→ The exercise
Report how many lines below contain the word "curtain". Give only the number.

=== Provided material ===

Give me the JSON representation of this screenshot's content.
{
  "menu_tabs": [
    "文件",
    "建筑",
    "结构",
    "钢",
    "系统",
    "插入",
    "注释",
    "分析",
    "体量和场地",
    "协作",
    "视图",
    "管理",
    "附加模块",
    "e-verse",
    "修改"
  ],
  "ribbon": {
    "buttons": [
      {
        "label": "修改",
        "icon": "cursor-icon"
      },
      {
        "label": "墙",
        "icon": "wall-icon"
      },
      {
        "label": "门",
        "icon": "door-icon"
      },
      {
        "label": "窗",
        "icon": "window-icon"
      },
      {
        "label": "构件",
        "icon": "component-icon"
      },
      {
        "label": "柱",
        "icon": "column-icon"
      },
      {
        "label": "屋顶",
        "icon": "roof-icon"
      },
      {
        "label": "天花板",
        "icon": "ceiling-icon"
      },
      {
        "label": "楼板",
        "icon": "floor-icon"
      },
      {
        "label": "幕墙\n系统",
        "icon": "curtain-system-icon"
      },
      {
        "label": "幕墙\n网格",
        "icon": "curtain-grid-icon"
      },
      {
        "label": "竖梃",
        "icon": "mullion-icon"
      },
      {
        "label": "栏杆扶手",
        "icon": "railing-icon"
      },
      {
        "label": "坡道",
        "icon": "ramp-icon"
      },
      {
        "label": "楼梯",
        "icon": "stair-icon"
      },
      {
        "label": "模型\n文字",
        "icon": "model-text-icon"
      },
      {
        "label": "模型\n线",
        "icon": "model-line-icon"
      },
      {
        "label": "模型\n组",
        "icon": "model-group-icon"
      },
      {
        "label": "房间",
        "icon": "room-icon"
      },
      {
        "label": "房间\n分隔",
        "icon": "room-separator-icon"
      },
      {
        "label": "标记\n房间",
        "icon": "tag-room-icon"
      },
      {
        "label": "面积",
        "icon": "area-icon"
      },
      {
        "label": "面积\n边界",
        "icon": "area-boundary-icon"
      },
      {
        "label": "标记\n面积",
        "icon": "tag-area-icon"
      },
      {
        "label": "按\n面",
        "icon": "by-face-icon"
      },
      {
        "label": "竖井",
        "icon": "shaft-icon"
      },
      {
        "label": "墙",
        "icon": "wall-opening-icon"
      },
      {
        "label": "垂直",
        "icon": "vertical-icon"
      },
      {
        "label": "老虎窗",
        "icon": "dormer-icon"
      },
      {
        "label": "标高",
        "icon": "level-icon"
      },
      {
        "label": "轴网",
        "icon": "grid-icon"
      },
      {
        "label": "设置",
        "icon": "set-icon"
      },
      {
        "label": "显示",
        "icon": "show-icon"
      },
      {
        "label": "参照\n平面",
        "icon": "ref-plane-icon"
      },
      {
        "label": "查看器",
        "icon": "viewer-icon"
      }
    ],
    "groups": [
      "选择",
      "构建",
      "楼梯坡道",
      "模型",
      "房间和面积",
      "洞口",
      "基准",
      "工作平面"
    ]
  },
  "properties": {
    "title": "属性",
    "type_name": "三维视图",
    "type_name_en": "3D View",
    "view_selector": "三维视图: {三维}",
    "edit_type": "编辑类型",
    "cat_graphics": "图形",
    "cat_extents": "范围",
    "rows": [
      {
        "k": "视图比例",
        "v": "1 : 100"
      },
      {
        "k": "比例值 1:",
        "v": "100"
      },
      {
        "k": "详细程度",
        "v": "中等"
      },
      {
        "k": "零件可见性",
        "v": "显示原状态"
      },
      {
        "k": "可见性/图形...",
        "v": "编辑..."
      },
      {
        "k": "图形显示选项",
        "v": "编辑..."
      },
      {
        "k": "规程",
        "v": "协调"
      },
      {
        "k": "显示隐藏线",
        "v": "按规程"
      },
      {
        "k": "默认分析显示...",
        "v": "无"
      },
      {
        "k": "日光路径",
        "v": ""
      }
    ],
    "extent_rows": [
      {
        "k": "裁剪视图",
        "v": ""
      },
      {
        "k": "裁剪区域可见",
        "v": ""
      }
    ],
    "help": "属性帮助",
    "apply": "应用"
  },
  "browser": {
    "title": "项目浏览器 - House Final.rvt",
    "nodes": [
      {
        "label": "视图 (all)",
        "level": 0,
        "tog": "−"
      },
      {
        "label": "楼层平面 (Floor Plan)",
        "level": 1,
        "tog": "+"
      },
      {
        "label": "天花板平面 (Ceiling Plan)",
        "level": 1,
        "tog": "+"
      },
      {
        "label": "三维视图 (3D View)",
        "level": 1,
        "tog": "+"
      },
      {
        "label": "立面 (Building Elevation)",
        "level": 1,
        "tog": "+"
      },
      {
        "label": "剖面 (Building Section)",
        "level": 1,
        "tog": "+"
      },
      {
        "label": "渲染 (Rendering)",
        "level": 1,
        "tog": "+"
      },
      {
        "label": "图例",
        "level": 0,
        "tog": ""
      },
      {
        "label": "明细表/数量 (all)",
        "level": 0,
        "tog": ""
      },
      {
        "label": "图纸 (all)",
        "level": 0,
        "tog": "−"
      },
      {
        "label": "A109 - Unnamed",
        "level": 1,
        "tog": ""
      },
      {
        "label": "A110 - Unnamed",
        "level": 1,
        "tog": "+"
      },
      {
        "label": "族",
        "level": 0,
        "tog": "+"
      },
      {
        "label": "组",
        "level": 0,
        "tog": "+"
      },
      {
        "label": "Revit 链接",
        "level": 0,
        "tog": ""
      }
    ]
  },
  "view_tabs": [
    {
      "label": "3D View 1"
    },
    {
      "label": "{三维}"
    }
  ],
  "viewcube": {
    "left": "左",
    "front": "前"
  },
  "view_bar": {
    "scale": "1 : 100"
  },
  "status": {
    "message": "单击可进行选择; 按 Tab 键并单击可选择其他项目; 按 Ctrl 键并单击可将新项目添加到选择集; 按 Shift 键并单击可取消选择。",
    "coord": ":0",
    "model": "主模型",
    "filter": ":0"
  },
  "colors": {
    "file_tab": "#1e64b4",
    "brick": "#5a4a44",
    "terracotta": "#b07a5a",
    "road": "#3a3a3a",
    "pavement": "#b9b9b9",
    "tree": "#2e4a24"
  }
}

===

→ Written solution
2